WORK REQUIRED: Pull out every line below containing the word "obraz".

WORKING DATA:
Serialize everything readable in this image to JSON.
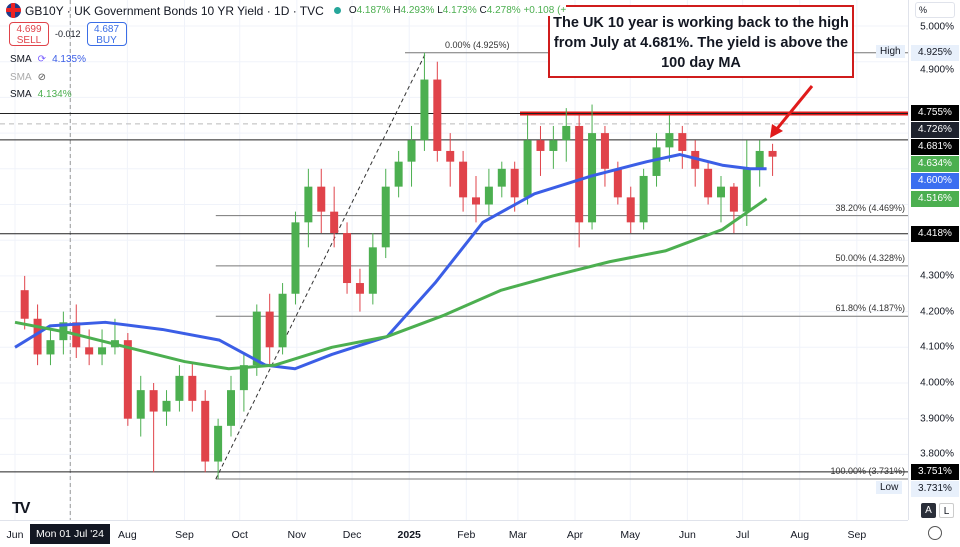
{
  "header": {
    "symbol_title": "GB10Y · UK Government Bonds 10 YR Yield · 1D · TVC",
    "open_label": "O",
    "open": "4.187%",
    "high_label": "H",
    "high": "4.293%",
    "low_label": "L",
    "low": "4.173%",
    "close_label": "C",
    "close": "4.278%",
    "change": "+0.108 (+"
  },
  "trade": {
    "sell_price": "4.699",
    "sell_label": "SELL",
    "spread": "-0.012",
    "buy_price": "4.687",
    "buy_label": "BUY"
  },
  "indicators": [
    {
      "name": "SMA",
      "value": "4.135%",
      "color": "#3b5ee6",
      "icon": "refresh-icon"
    },
    {
      "name": "SMA",
      "value": "",
      "icon": "eye-hidden-icon"
    },
    {
      "name": "SMA",
      "value": "4.134%",
      "color": "#4caf50"
    }
  ],
  "annotation": "The UK 10 year is working back to the high from July at 4.681%. The yield is above the 100 day MA",
  "price_axis": {
    "unit": "%",
    "ticks": [
      "5.000%",
      "4.900%",
      "4.300%",
      "4.200%",
      "4.100%",
      "4.000%",
      "3.900%",
      "3.800%"
    ],
    "tags": [
      {
        "label": "4.925%",
        "value": 4.925,
        "bg": "#e8f0fb",
        "fg": "#131722",
        "prefix": "High"
      },
      {
        "label": "4.755%",
        "value": 4.755,
        "bg": "#000000",
        "fg": "#ffffff"
      },
      {
        "label": "4.726%",
        "value": 4.726,
        "bg": "#1e222d",
        "fg": "#ffffff"
      },
      {
        "label": "4.681%",
        "value": 4.681,
        "bg": "#000000",
        "fg": "#ffffff"
      },
      {
        "label": "4.634%",
        "value": 4.634,
        "bg": "#4caf50",
        "fg": "#ffffff"
      },
      {
        "label": "4.600%",
        "value": 4.6,
        "bg": "#3b6ef0",
        "fg": "#ffffff"
      },
      {
        "label": "4.516%",
        "value": 4.516,
        "bg": "#4caf50",
        "fg": "#ffffff"
      },
      {
        "label": "4.418%",
        "value": 4.418,
        "bg": "#000000",
        "fg": "#ffffff"
      },
      {
        "label": "3.751%",
        "value": 3.751,
        "bg": "#000000",
        "fg": "#ffffff"
      },
      {
        "label": "3.731%",
        "value": 3.731,
        "bg": "#e8f0fb",
        "fg": "#131722",
        "prefix": "Low"
      }
    ],
    "auto_label": "A",
    "log_label": "L"
  },
  "time_axis": {
    "labels": [
      "Jun",
      "Aug",
      "Sep",
      "Oct",
      "Nov",
      "Dec",
      "2025",
      "Feb",
      "Mar",
      "Apr",
      "May",
      "Jun",
      "Jul",
      "Aug",
      "Sep"
    ],
    "crosshair_label": "Mon 01 Jul '24"
  },
  "fib_levels": [
    {
      "label": "0.00% (4.925%)",
      "value": 4.925
    },
    {
      "label": "38.20% (4.469%)",
      "value": 4.469
    },
    {
      "label": "50.00% (4.328%)",
      "value": 4.328
    },
    {
      "label": "61.80% (4.187%)",
      "value": 4.187
    },
    {
      "label": "100.00% (3.731%)",
      "value": 3.731
    }
  ],
  "chart_data": {
    "type": "candlestick",
    "title": "GB10Y · UK Government Bonds 10 YR Yield · 1D · TVC",
    "ylim": [
      3.68,
      5.05
    ],
    "colors": {
      "up": "#4caf50",
      "down": "#e0434a",
      "sma100": "#3b5ee6",
      "sma200": "#4caf50",
      "resistance": "#e01b1b"
    },
    "candles_weekly_approx": [
      [
        "2024-06-03",
        4.26,
        4.3,
        4.15,
        4.18
      ],
      [
        "2024-06-10",
        4.18,
        4.22,
        4.05,
        4.08
      ],
      [
        "2024-06-17",
        4.08,
        4.15,
        4.05,
        4.12
      ],
      [
        "2024-06-24",
        4.12,
        4.2,
        4.08,
        4.17
      ],
      [
        "2024-07-01",
        4.17,
        4.22,
        4.07,
        4.1
      ],
      [
        "2024-07-08",
        4.1,
        4.15,
        4.05,
        4.08
      ],
      [
        "2024-07-15",
        4.08,
        4.15,
        4.05,
        4.1
      ],
      [
        "2024-07-22",
        4.1,
        4.18,
        4.08,
        4.12
      ],
      [
        "2024-07-29",
        4.12,
        4.14,
        3.88,
        3.9
      ],
      [
        "2024-08-05",
        3.9,
        4.02,
        3.85,
        3.98
      ],
      [
        "2024-08-12",
        3.98,
        4.0,
        3.75,
        3.92
      ],
      [
        "2024-08-19",
        3.92,
        3.98,
        3.88,
        3.95
      ],
      [
        "2024-08-26",
        3.95,
        4.05,
        3.92,
        4.02
      ],
      [
        "2024-09-02",
        4.02,
        4.06,
        3.92,
        3.95
      ],
      [
        "2024-09-09",
        3.95,
        3.98,
        3.75,
        3.78
      ],
      [
        "2024-09-16",
        3.78,
        3.9,
        3.731,
        3.88
      ],
      [
        "2024-09-23",
        3.88,
        4.02,
        3.85,
        3.98
      ],
      [
        "2024-09-30",
        3.98,
        4.08,
        3.92,
        4.05
      ],
      [
        "2024-10-07",
        4.05,
        4.22,
        4.02,
        4.2
      ],
      [
        "2024-10-14",
        4.2,
        4.25,
        4.05,
        4.1
      ],
      [
        "2024-10-21",
        4.1,
        4.28,
        4.08,
        4.25
      ],
      [
        "2024-10-28",
        4.25,
        4.48,
        4.22,
        4.45
      ],
      [
        "2024-11-04",
        4.45,
        4.6,
        4.38,
        4.55
      ],
      [
        "2024-11-11",
        4.55,
        4.6,
        4.42,
        4.48
      ],
      [
        "2024-11-18",
        4.48,
        4.55,
        4.38,
        4.42
      ],
      [
        "2024-11-25",
        4.42,
        4.45,
        4.25,
        4.28
      ],
      [
        "2024-12-02",
        4.28,
        4.32,
        4.2,
        4.25
      ],
      [
        "2024-12-09",
        4.25,
        4.42,
        4.22,
        4.38
      ],
      [
        "2024-12-16",
        4.38,
        4.6,
        4.35,
        4.55
      ],
      [
        "2024-12-23",
        4.55,
        4.65,
        4.52,
        4.62
      ],
      [
        "2024-12-30",
        4.62,
        4.72,
        4.55,
        4.68
      ],
      [
        "2025-01-06",
        4.68,
        4.925,
        4.65,
        4.85
      ],
      [
        "2025-01-13",
        4.85,
        4.9,
        4.62,
        4.65
      ],
      [
        "2025-01-20",
        4.65,
        4.7,
        4.55,
        4.62
      ],
      [
        "2025-01-27",
        4.62,
        4.65,
        4.48,
        4.52
      ],
      [
        "2025-02-03",
        4.52,
        4.58,
        4.45,
        4.5
      ],
      [
        "2025-02-10",
        4.5,
        4.6,
        4.47,
        4.55
      ],
      [
        "2025-02-17",
        4.55,
        4.62,
        4.52,
        4.6
      ],
      [
        "2025-02-24",
        4.6,
        4.62,
        4.48,
        4.52
      ],
      [
        "2025-03-03",
        4.52,
        4.75,
        4.5,
        4.68
      ],
      [
        "2025-03-10",
        4.68,
        4.72,
        4.58,
        4.65
      ],
      [
        "2025-03-17",
        4.65,
        4.72,
        4.6,
        4.68
      ],
      [
        "2025-03-24",
        4.68,
        4.77,
        4.62,
        4.72
      ],
      [
        "2025-03-31",
        4.72,
        4.75,
        4.38,
        4.45
      ],
      [
        "2025-04-07",
        4.45,
        4.78,
        4.43,
        4.7
      ],
      [
        "2025-04-14",
        4.7,
        4.72,
        4.55,
        4.6
      ],
      [
        "2025-04-21",
        4.6,
        4.62,
        4.5,
        4.52
      ],
      [
        "2025-04-28",
        4.52,
        4.55,
        4.42,
        4.45
      ],
      [
        "2025-05-05",
        4.45,
        4.6,
        4.43,
        4.58
      ],
      [
        "2025-05-12",
        4.58,
        4.7,
        4.55,
        4.66
      ],
      [
        "2025-05-19",
        4.66,
        4.75,
        4.62,
        4.7
      ],
      [
        "2025-05-26",
        4.7,
        4.72,
        4.6,
        4.65
      ],
      [
        "2025-06-02",
        4.65,
        4.68,
        4.55,
        4.6
      ],
      [
        "2025-06-09",
        4.6,
        4.62,
        4.5,
        4.52
      ],
      [
        "2025-06-16",
        4.52,
        4.58,
        4.45,
        4.55
      ],
      [
        "2025-06-23",
        4.55,
        4.56,
        4.42,
        4.48
      ],
      [
        "2025-06-30",
        4.48,
        4.68,
        4.44,
        4.6
      ],
      [
        "2025-07-07",
        4.6,
        4.68,
        4.55,
        4.65
      ],
      [
        "2025-07-14",
        4.65,
        4.67,
        4.58,
        4.634
      ]
    ],
    "sma100": [
      [
        "2024-06-01",
        4.1
      ],
      [
        "2024-06-20",
        4.16
      ],
      [
        "2024-07-20",
        4.17
      ],
      [
        "2024-08-20",
        4.15
      ],
      [
        "2024-09-20",
        4.12
      ],
      [
        "2024-10-15",
        4.05
      ],
      [
        "2024-10-31",
        4.04
      ],
      [
        "2024-11-20",
        4.08
      ],
      [
        "2024-12-20",
        4.13
      ],
      [
        "2025-01-15",
        4.28
      ],
      [
        "2025-02-10",
        4.45
      ],
      [
        "2025-03-10",
        4.53
      ],
      [
        "2025-04-10",
        4.58
      ],
      [
        "2025-05-10",
        4.62
      ],
      [
        "2025-05-28",
        4.64
      ],
      [
        "2025-06-20",
        4.61
      ],
      [
        "2025-07-05",
        4.6
      ],
      [
        "2025-07-14",
        4.6
      ]
    ],
    "sma200": [
      [
        "2024-06-01",
        4.17
      ],
      [
        "2024-07-01",
        4.14
      ],
      [
        "2024-08-01",
        4.1
      ],
      [
        "2024-09-01",
        4.06
      ],
      [
        "2024-09-25",
        4.04
      ],
      [
        "2024-10-20",
        4.05
      ],
      [
        "2024-11-20",
        4.1
      ],
      [
        "2024-12-20",
        4.13
      ],
      [
        "2025-01-20",
        4.19
      ],
      [
        "2025-02-20",
        4.26
      ],
      [
        "2025-03-20",
        4.3
      ],
      [
        "2025-04-20",
        4.34
      ],
      [
        "2025-05-20",
        4.37
      ],
      [
        "2025-06-20",
        4.43
      ],
      [
        "2025-07-14",
        4.516
      ]
    ],
    "horizontal_lines": [
      {
        "value": 4.755,
        "style": "solid-red-thick"
      },
      {
        "value": 4.755,
        "style": "solid"
      },
      {
        "value": 4.726,
        "style": "dashed"
      },
      {
        "value": 4.681,
        "style": "solid"
      },
      {
        "value": 4.418,
        "style": "solid"
      },
      {
        "value": 3.751,
        "style": "solid"
      }
    ],
    "trend_line": [
      [
        "2024-09-18",
        3.731
      ],
      [
        "2025-01-10",
        4.925
      ]
    ]
  }
}
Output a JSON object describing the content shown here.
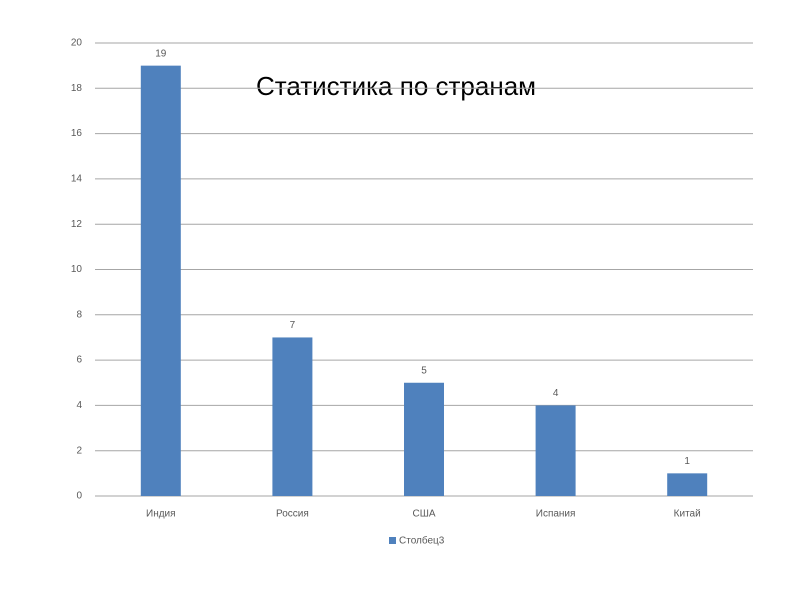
{
  "chart_data": {
    "type": "bar",
    "title": "Статистика по странам",
    "categories": [
      "Индия",
      "Россия",
      "США",
      "Испания",
      "Китай"
    ],
    "series": [
      {
        "name": "Столбец3",
        "color": "#4f81bd",
        "values": [
          19,
          7,
          5,
          4,
          1
        ]
      }
    ],
    "ylim": [
      0,
      20
    ],
    "yticks": [
      0,
      2,
      4,
      6,
      8,
      10,
      12,
      14,
      16,
      18,
      20
    ],
    "grid": true
  }
}
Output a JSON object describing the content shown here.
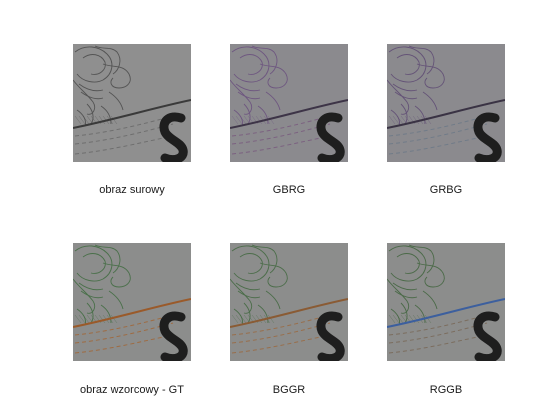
{
  "figure": {
    "panels": [
      {
        "id": "raw",
        "caption": "obraz surowy",
        "tone": "gray",
        "curve_color": "#3a3a3a",
        "dash_color": "#6b6b6b",
        "flower_color": "#4a4a4a"
      },
      {
        "id": "gbrg",
        "caption": "GBRG",
        "tone": "purple",
        "curve_color": "#3d3447",
        "dash_color": "#7a5d7f",
        "flower_color": "#6a4f7e"
      },
      {
        "id": "grbg",
        "caption": "GRBG",
        "tone": "purple",
        "curve_color": "#3a3344",
        "dash_color": "#6e7a88",
        "flower_color": "#5e4a73"
      },
      {
        "id": "gt",
        "caption": "obraz wzorcowy - GT",
        "tone": "green",
        "curve_color": "#9a5a2a",
        "dash_color": "#a0683a",
        "flower_color": "#3f6b3f"
      },
      {
        "id": "bggr",
        "caption": "BGGR",
        "tone": "green",
        "curve_color": "#8a5b34",
        "dash_color": "#9a6b44",
        "flower_color": "#41683f"
      },
      {
        "id": "rggb",
        "caption": "RGGB",
        "tone": "blue",
        "curve_color": "#3c5f9e",
        "dash_color": "#7a6a5a",
        "flower_color": "#40643d"
      }
    ]
  }
}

TASK OUTPUT:
        "caption": "obraz surowy",
        "caption": "obraz wzorcowy - GT",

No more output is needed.